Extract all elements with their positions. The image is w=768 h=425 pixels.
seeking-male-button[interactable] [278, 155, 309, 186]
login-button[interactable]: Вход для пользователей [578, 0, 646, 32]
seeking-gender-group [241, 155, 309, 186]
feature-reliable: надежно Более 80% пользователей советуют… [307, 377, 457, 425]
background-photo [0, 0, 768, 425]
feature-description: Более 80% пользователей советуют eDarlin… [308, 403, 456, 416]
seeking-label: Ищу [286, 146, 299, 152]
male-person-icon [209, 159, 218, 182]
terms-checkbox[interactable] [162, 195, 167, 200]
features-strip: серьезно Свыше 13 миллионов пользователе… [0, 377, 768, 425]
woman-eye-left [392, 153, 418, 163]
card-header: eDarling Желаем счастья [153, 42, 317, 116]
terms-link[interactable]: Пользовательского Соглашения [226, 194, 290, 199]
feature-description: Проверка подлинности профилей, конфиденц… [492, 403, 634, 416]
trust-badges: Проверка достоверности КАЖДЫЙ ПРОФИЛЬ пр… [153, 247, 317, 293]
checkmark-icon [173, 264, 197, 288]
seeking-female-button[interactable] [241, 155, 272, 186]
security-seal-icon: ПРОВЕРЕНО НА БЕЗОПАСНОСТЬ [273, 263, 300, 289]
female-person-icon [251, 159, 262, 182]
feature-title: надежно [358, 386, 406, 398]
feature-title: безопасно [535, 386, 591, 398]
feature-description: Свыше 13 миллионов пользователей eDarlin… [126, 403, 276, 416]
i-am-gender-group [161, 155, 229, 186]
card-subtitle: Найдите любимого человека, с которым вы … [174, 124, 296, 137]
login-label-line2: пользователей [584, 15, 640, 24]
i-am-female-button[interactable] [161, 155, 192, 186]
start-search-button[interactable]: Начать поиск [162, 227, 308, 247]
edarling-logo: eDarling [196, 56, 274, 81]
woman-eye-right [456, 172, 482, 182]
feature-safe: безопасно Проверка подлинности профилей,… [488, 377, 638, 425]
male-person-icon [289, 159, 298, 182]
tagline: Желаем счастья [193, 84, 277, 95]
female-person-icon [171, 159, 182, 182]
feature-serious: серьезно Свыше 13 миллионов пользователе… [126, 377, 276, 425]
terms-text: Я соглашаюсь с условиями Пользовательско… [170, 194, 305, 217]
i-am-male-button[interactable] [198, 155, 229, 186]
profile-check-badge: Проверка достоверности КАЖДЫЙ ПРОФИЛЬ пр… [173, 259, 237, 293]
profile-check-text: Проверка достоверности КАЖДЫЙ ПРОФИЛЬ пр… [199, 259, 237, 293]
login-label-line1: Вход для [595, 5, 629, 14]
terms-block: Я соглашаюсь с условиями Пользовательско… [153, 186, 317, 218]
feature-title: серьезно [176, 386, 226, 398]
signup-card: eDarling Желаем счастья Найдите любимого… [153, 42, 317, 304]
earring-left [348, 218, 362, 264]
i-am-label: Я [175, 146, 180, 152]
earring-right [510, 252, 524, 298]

=== Work to be completed ===
Reproduce the material from its first line through the line containing "feature-serious: серьезно Свыше", with both ends included.

=== Exercise result ===
Extract all elements with their positions. The image is w=768 h=425 pixels.
seeking-male-button[interactable] [278, 155, 309, 186]
login-button[interactable]: Вход для пользователей [578, 0, 646, 32]
seeking-gender-group [241, 155, 309, 186]
feature-reliable: надежно Более 80% пользователей советуют… [307, 377, 457, 425]
background-photo [0, 0, 768, 425]
feature-description: Более 80% пользователей советуют eDarlin… [308, 403, 456, 416]
seeking-label: Ищу [286, 146, 299, 152]
male-person-icon [209, 159, 218, 182]
terms-checkbox[interactable] [162, 195, 167, 200]
features-strip: серьезно Свыше 13 миллионов пользователе… [0, 377, 768, 425]
woman-eye-left [392, 153, 418, 163]
card-header: eDarling Желаем счастья [153, 42, 317, 116]
terms-link[interactable]: Пользовательского Соглашения [226, 194, 290, 199]
feature-description: Проверка подлинности профилей, конфиденц… [492, 403, 634, 416]
trust-badges: Проверка достоверности КАЖДЫЙ ПРОФИЛЬ пр… [153, 247, 317, 293]
checkmark-icon [173, 264, 197, 288]
seeking-female-button[interactable] [241, 155, 272, 186]
security-seal-icon: ПРОВЕРЕНО НА БЕЗОПАСНОСТЬ [273, 263, 300, 289]
female-person-icon [251, 159, 262, 182]
feature-title: надежно [358, 386, 406, 398]
feature-title: безопасно [535, 386, 591, 398]
feature-description: Свыше 13 миллионов пользователей eDarlin… [126, 403, 276, 416]
i-am-gender-group [161, 155, 229, 186]
card-subtitle: Найдите любимого человека, с которым вы … [174, 124, 296, 137]
login-label-line2: пользователей [584, 15, 640, 24]
i-am-female-button[interactable] [161, 155, 192, 186]
start-search-button[interactable]: Начать поиск [162, 227, 308, 247]
edarling-logo: eDarling [196, 56, 274, 81]
woman-eye-right [456, 172, 482, 182]
feature-safe: безопасно Проверка подлинности профилей,… [488, 377, 638, 425]
male-person-icon [289, 159, 298, 182]
tagline: Желаем счастья [193, 84, 277, 95]
female-person-icon [171, 159, 182, 182]
feature-serious: серьезно Свыше 13 миллионов пользователе… [126, 377, 276, 425]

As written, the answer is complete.